WHAT TO WORK ON: Filter this material down to the lines that hold "effect", copying each one.

Collected data:
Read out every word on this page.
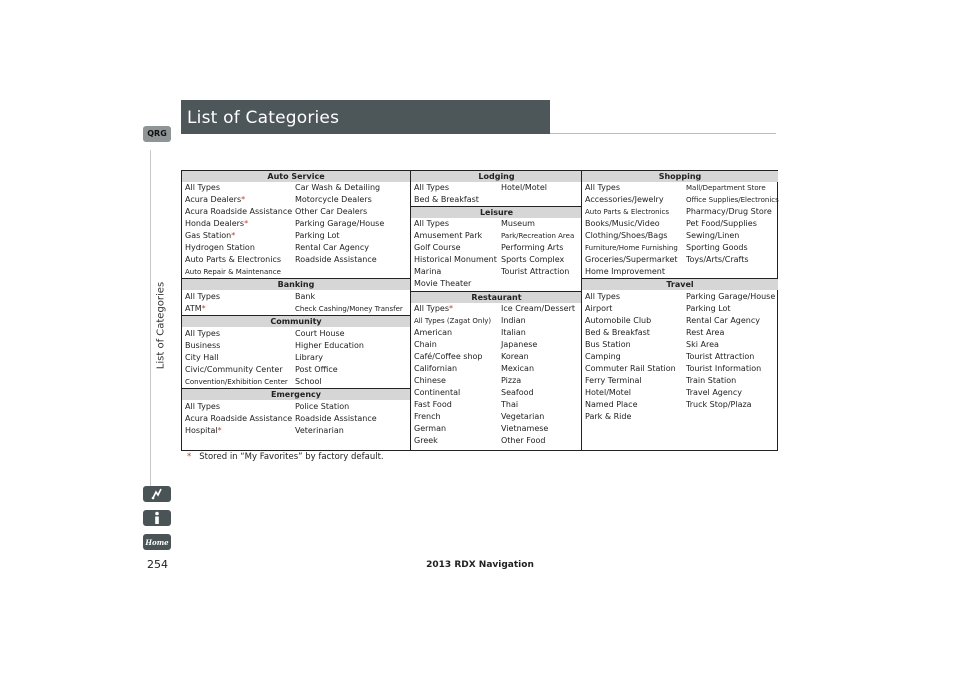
List of Categories
QRG
List of Categories
Home
Auto Service
All Types
Acura Dealers*
Acura Roadside Assistance
Honda Dealers*
Gas Station*
Hydrogen Station
Auto Parts & Electronics
Auto Repair & Maintenance
Car Wash & Detailing
Motorcycle Dealers
Other Car Dealers
Parking Garage/House
Parking Lot
Rental Car Agency
Roadside Assistance
Banking
All Types
ATM*
Bank
Check Cashing/Money Transfer
Community
All Types
Business
City Hall
Civic/Community Center
Convention/Exhibition Center
Court House
Higher Education
Library
Post Office
School
Emergency
All Types
Acura Roadside Assistance
Hospital*
Police Station
Roadside Assistance
Veterinarian
Lodging
All Types
Bed & Breakfast
Hotel/Motel
Leisure
All Types
Amusement Park
Golf Course
Historical Monument
Marina
Movie Theater
Museum
Park/Recreation Area
Performing Arts
Sports Complex
Tourist Attraction
Restaurant
All Types*
All Types (Zagat Only)
American
Chain
Café/Coffee shop
Californian
Chinese
Continental
Fast Food
French
German
Greek
Ice Cream/Dessert
Indian
Italian
Japanese
Korean
Mexican
Pizza
Seafood
Thai
Vegetarian
Vietnamese
Other Food
Shopping
All Types
Accessories/Jewelry
Auto Parts & Electronics
Books/Music/Video
Clothing/Shoes/Bags
Furniture/Home Furnishing
Groceries/Supermarket
Home Improvement
Mall/Department Store
Office Supplies/Electronics
Pharmacy/Drug Store
Pet Food/Supplies
Sewing/Linen
Sporting Goods
Toys/Arts/Crafts
Travel
All Types
Airport
Automobile Club
Bed & Breakfast
Bus Station
Camping
Commuter Rail Station
Ferry Terminal
Hotel/Motel
Named Place
Park & Ride
Parking Garage/House
Parking Lot
Rental Car Agency
Rest Area
Ski Area
Tourist Attraction
Tourist Information
Train Station
Travel Agency
Truck Stop/Plaza
* Stored in “My Favorites” by factory default.
254	2013 RDX Navigation
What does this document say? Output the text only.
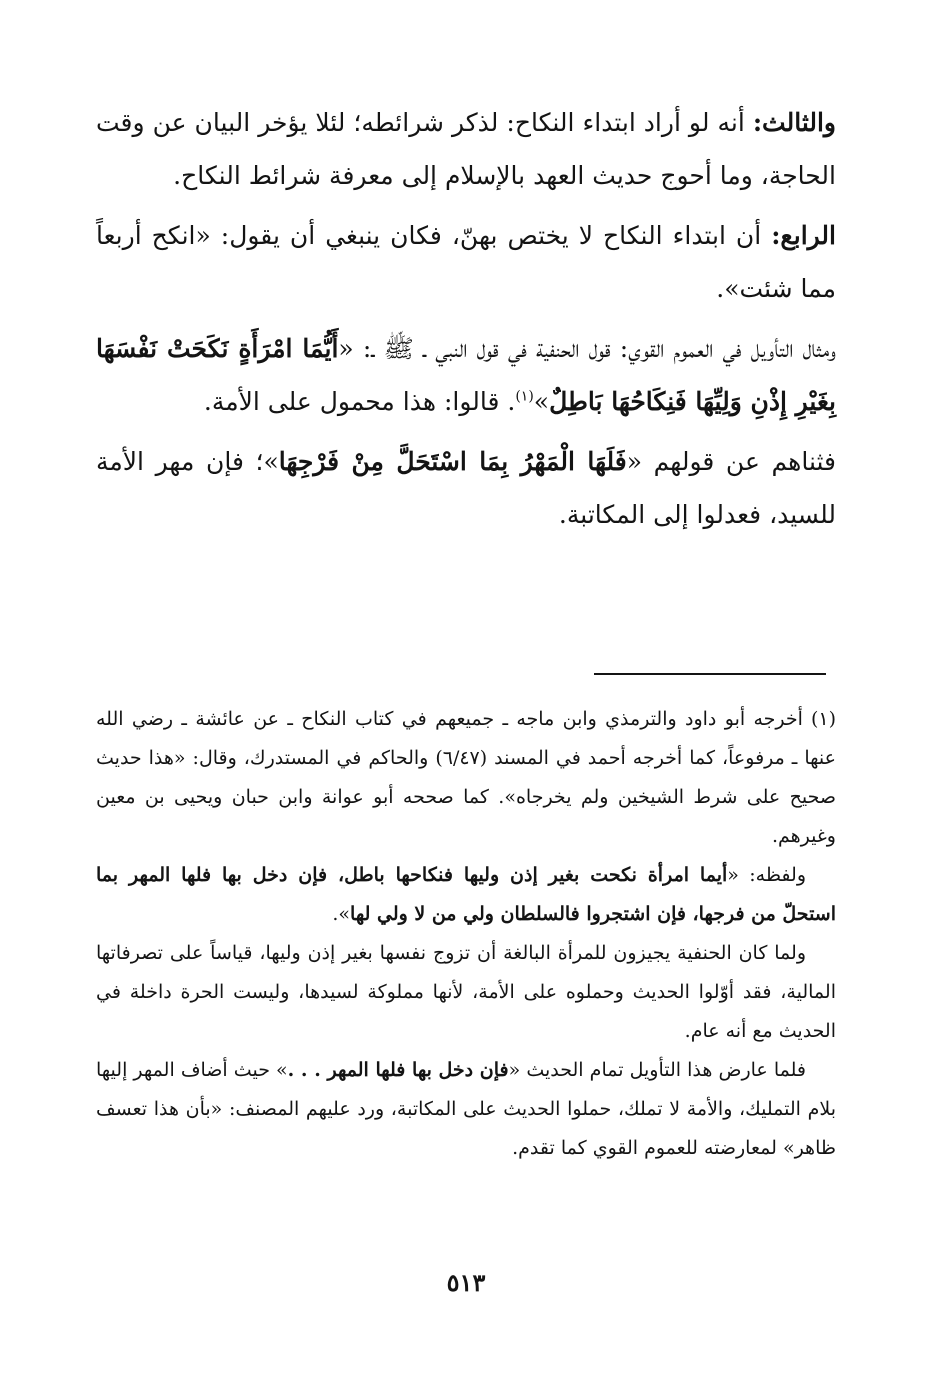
والثالث: أنه لو أراد ابتداء النكاح: لذكر شرائطه؛ لئلا يؤخر البيان عن وقت الحاجة، وما أحوج حديث العهد بالإسلام إلى معرفة شرائط النكاح.

الرابع: أن ابتداء النكاح لا يختص بهنّ، فكان ينبغي أن يقول: «انكح أربعاً مما شئت».

ومثال التأويل في العموم القوي: قول الحنفية في قول النبي ـ ﷺ ـ: «أَيُّمَا امْرَأَةٍ نَكَحَتْ نَفْسَهَا بِغَيْرِ إِذْنِ وَلِيِّهَا فَنِكَاحُهَا بَاطِلٌ»$^{(١)}$. قالوا: هذا محمول على الأمة.

فثناهم عن قولهم «فَلَهَا الْمَهْرُ بِمَا اسْتَحَلَّ مِنْ فَرْجِهَا»؛ فإن مهر الأمة للسيد، فعدلوا إلى المكاتبة.

(١)أخرجه أبو داود والترمذي وابن ماجه ـ جميعهم في كتاب النكاح ـ عن عائشة ـ رضي الله عنها ـ مرفوعاً، كما أخرجه أحمد في المسند (٦/٤٧) والحاكم في المستدرك، وقال: «هذا حديث صحيح على شرط الشيخين ولم يخرجاه». كما صححه أبو عوانة وابن حبان ويحيى بن معين وغيرهم.

ولفظه: «أيما امرأة نكحت بغير إذن وليها فنكاحها باطل، فإن دخل بها فلها المهر بما استحلّ من فرجها، فإن اشتجروا فالسلطان ولي من لا ولي لها».

ولما كان الحنفية يجيزون للمرأة البالغة أن تزوج نفسها بغير إذن وليها، قياساً على تصرفاتها المالية، فقد أوّلوا الحديث وحملوه على الأمة، لأنها مملوكة لسيدها، وليست الحرة داخلة في الحديث مع أنه عام.

فلما عارض هذا التأويل تمام الحديث «فإن دخل بها فلها المهر . . .» حيث أضاف المهر إليها بلام التمليك، والأمة لا تملك، حملوا الحديث على المكاتبة، ورد عليهم المصنف: «بأن هذا تعسف ظاهر» لمعارضته للعموم القوي كما تقدم.

٥١٣
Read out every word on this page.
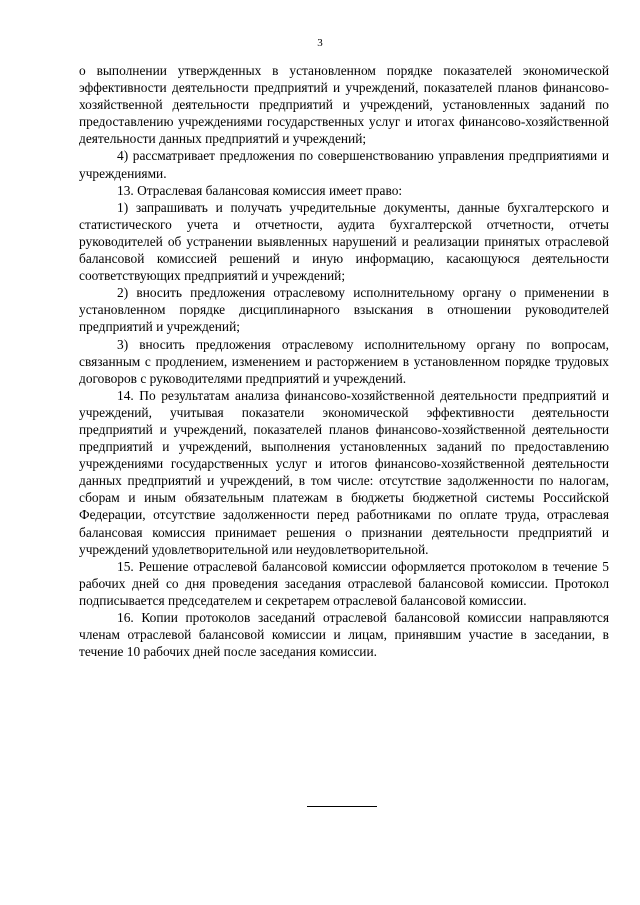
3

о выполнении утвержденных в установленном порядке показателей экономической эффективности деятельности предприятий и учреждений, показателей планов финансово-хозяйственной деятельности предприятий и учреждений, установленных заданий по предоставлению учреждениями государственных услуг и итогах финансово-хозяйственной деятельности данных предприятий и учреждений;

4) рассматривает предложения по совершенствованию управления предприятиями и учреждениями.

13. Отраслевая балансовая комиссия имеет право:

1) запрашивать и получать учредительные документы, данные бухгалтерского и статистического учета и отчетности, аудита бухгалтерской отчетности, отчеты руководителей об устранении выявленных нарушений и реализации принятых отраслевой балансовой комиссией решений и иную информацию, касающуюся деятельности соответствующих предприятий и учреждений;

2) вносить предложения отраслевому исполнительному органу о применении в установленном порядке дисциплинарного взыскания в отношении руководителей предприятий и учреждений;

3) вносить предложения отраслевому исполнительному органу по вопросам, связанным с продлением, изменением и расторжением в установленном порядке трудовых договоров с руководителями предприятий и учреждений.

14. По результатам анализа финансово-хозяйственной деятельности предприятий и учреждений, учитывая показатели экономической эффективности деятельности предприятий и учреждений, показателей планов финансово-хозяйственной деятельности предприятий и учреждений, выполнения установленных заданий по предоставлению учреждениями государственных услуг и итогов финансово-хозяйственной деятельности данных предприятий и учреждений, в том числе: отсутствие задолженности по налогам, сборам и иным обязательным платежам в бюджеты бюджетной системы Российской Федерации, отсутствие задолженности перед работниками по оплате труда, отраслевая балансовая комиссия принимает решения о признании деятельности предприятий и учреждений удовлетворительной или неудовлетворительной.

15. Решение отраслевой балансовой комиссии оформляется протоколом в течение 5 рабочих дней со дня проведения заседания отраслевой балансовой комиссии. Протокол подписывается председателем и секретарем отраслевой балансовой комиссии.

16. Копии протоколов заседаний отраслевой балансовой комиссии направляются членам отраслевой балансовой комиссии и лицам, принявшим участие в заседании, в течение 10 рабочих дней после заседания комиссии.
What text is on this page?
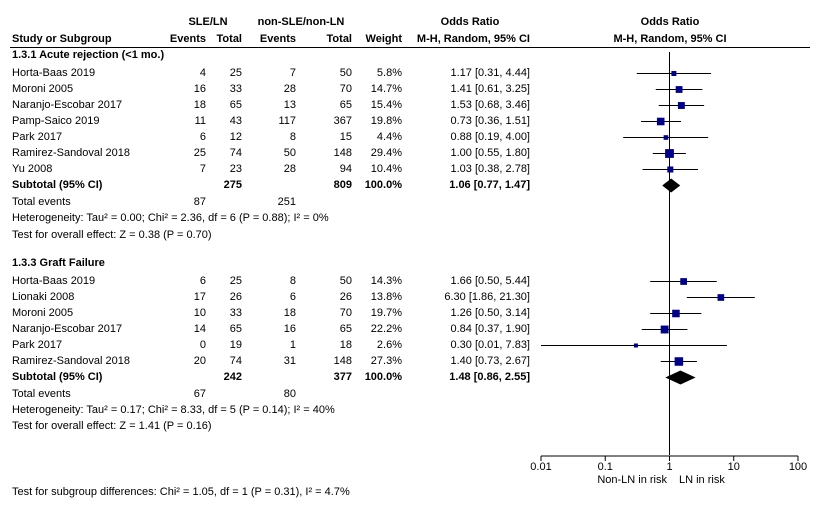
SLE/LN	non-SLE/non-LN	Odds Ratio	Odds Ratio
Study or Subgroup	Events Total	Events	Total	Weight	M-H, Random, 95% CI	M-H, Random, 95% CI
1.3.1 Acute rejection (<1 mo.)
Horta-Baas 2019	4	25	7	50	5.8%	1.17 [0.31, 4.44]
Moroni 2005	16	33	28	70	14.7%	1.41 [0.61, 3.25]
Naranjo-Escobar 2017	18	65	13	65	15.4%	1.53 [0.68, 3.46]
Pamp-Saico 2019	11	43	117	367	19.8%	0.73 [0.36, 1.51]
Park 2017	6	12	8	15	4.4%	0.88 [0.19, 4.00]
Ramirez-Sandoval 2018	25	74	50	148	29.4%	1.00 [0.55, 1.80]
Yu 2008	7	23	28	94	10.4%	1.03 [0.38, 2.78]
Subtotal (95% CI)	275	809	100.0%	1.06 [0.77, 1.47]
Total events	87	251
Heterogeneity: Tau² = 0.00; Chi² = 2.36, df = 6 (P = 0.88); I² = 0%
Test for overall effect: Z = 0.38 (P = 0.70)
1.3.3 Graft Failure
Horta-Baas 2019	6	25	8	50	14.3%	1.66 [0.50, 5.44]
Lionaki 2008	17	26	6	26	13.8%	6.30 [1.86, 21.30]
Moroni 2005	10	33	18	70	19.7%	1.26 [0.50, 3.14]
Naranjo-Escobar 2017	14	65	16	65	22.2%	0.84 [0.37, 1.90]
Park 2017	0	19	1	18	2.6%	0.30 [0.01, 7.83]
Ramirez-Sandoval 2018	20	74	31	148	27.3%	1.40 [0.73, 2.67]
Subtotal (95% CI)	242	377	100.0%	1.48 [0.86, 2.55]
Total events	67	80
Heterogeneity: Tau² = 0.17; Chi² = 8.33, df = 5 (P = 0.14); I² = 40%
Test for overall effect: Z = 1.41 (P = 0.16)
Non-LN in risk LN in risk
Test for subgroup differences: Chi² = 1.05, df = 1 (P = 0.31), I² = 4.7%
0.01	0.1	1	10	100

RESPONSE FOR THIS EXERCISE:
Test for overall effect: Z = 0.38 (P = 0.70)
Test for overall effect: Z = 1.41 (P = 0.16)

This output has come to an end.